Consider the data that follows and state how many lines contain the string "placeholder", using the number alone.

-- begin SUPPLIED DATA --

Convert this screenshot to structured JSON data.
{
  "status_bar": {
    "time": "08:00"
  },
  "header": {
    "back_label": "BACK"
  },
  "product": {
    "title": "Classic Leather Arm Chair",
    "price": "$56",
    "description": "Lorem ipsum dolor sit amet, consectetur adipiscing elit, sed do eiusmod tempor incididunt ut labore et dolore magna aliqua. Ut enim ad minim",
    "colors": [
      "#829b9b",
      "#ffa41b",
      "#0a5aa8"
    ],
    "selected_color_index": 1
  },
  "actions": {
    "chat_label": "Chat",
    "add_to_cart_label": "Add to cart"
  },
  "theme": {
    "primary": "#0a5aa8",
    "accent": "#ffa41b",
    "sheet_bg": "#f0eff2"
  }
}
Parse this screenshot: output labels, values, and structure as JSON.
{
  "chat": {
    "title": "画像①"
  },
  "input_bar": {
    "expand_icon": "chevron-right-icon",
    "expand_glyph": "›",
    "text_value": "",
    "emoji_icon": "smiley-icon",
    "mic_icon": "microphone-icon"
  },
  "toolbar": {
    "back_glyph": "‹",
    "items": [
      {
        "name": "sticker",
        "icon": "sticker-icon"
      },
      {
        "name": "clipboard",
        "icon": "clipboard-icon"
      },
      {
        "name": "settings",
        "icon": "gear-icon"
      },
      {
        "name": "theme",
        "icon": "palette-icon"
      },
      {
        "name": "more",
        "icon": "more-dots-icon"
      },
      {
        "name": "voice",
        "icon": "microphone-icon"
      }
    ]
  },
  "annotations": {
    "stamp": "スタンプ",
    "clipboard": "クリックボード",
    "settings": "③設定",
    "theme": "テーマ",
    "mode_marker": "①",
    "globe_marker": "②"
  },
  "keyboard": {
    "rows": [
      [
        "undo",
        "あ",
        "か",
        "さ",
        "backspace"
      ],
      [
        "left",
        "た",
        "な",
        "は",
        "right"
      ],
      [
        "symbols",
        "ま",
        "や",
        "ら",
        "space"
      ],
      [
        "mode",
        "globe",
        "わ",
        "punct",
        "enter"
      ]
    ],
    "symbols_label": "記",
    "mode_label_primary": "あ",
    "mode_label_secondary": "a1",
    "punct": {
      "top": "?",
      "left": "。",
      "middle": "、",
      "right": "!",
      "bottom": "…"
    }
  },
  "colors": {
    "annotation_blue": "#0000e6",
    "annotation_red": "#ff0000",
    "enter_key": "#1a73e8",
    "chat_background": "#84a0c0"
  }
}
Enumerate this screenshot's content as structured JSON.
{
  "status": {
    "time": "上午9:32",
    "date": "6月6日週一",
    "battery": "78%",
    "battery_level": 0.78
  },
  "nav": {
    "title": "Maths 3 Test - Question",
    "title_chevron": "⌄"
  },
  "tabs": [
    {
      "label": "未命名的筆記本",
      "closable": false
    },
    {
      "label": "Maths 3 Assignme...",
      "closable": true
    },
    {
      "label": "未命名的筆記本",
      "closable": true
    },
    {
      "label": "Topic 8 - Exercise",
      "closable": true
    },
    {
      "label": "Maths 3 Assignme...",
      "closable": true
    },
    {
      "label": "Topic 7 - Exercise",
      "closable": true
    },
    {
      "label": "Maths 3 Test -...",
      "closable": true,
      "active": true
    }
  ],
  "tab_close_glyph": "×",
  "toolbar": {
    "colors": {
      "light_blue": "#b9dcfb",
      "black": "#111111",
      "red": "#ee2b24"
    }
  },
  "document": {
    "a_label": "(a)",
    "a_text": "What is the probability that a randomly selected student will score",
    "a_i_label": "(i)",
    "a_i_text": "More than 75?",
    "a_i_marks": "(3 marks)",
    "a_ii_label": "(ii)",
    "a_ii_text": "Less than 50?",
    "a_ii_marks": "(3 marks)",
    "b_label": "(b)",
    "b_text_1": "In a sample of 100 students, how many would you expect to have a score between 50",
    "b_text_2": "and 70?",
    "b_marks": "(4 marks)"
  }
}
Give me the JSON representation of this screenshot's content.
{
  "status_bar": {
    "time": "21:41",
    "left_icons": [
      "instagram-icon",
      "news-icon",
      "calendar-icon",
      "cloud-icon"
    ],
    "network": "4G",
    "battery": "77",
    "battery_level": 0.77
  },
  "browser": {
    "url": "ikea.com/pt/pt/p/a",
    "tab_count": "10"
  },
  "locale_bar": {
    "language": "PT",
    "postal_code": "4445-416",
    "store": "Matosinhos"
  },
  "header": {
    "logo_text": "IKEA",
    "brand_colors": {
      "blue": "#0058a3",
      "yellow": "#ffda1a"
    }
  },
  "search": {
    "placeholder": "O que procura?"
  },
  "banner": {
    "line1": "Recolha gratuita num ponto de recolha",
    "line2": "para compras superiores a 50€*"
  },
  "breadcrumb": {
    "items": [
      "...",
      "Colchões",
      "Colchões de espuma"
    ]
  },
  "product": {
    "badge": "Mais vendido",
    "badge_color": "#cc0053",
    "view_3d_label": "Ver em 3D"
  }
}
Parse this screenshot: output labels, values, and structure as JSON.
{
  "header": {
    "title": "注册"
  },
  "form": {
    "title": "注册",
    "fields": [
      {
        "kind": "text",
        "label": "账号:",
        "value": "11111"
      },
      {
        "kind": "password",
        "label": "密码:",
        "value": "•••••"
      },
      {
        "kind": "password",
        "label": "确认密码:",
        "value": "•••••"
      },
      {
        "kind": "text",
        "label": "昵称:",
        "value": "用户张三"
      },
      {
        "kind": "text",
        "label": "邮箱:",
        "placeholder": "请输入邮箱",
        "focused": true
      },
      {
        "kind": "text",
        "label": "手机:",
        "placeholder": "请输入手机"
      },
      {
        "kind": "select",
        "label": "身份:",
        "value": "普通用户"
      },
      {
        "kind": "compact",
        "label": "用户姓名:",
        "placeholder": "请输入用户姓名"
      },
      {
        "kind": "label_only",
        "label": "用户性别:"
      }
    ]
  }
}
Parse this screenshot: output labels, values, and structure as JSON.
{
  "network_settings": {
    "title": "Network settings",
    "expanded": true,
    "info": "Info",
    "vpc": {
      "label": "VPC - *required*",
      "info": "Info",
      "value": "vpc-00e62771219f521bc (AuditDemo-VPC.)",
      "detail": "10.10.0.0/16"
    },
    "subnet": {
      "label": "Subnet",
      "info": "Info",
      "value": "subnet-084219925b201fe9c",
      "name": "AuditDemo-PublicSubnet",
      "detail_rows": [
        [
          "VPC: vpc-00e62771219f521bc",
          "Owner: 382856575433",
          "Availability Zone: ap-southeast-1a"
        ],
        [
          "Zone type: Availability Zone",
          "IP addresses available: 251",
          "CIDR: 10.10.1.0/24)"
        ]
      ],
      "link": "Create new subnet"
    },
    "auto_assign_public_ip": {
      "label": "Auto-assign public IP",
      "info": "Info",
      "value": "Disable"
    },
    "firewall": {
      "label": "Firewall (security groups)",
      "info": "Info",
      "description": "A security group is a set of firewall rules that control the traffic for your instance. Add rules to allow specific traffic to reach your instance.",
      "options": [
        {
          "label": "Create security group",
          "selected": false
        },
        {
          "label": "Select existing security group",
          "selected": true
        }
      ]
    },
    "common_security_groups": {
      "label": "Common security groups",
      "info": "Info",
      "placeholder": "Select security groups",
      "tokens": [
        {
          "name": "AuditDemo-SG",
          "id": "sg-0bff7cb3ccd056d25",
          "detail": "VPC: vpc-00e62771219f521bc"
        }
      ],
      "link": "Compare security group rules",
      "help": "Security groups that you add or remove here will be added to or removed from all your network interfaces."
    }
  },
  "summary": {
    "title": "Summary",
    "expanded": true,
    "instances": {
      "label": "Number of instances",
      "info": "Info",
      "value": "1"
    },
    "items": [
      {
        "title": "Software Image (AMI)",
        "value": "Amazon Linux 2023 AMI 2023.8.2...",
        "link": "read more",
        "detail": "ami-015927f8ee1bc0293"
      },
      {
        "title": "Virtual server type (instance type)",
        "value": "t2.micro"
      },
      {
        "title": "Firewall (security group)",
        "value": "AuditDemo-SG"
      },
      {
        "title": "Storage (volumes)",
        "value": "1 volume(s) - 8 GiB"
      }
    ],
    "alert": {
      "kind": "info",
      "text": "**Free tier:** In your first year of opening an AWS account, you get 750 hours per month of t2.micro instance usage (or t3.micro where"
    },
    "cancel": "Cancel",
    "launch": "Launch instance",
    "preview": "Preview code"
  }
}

-- end SUPPLIED DATA --

## SOLUTION BELOW
5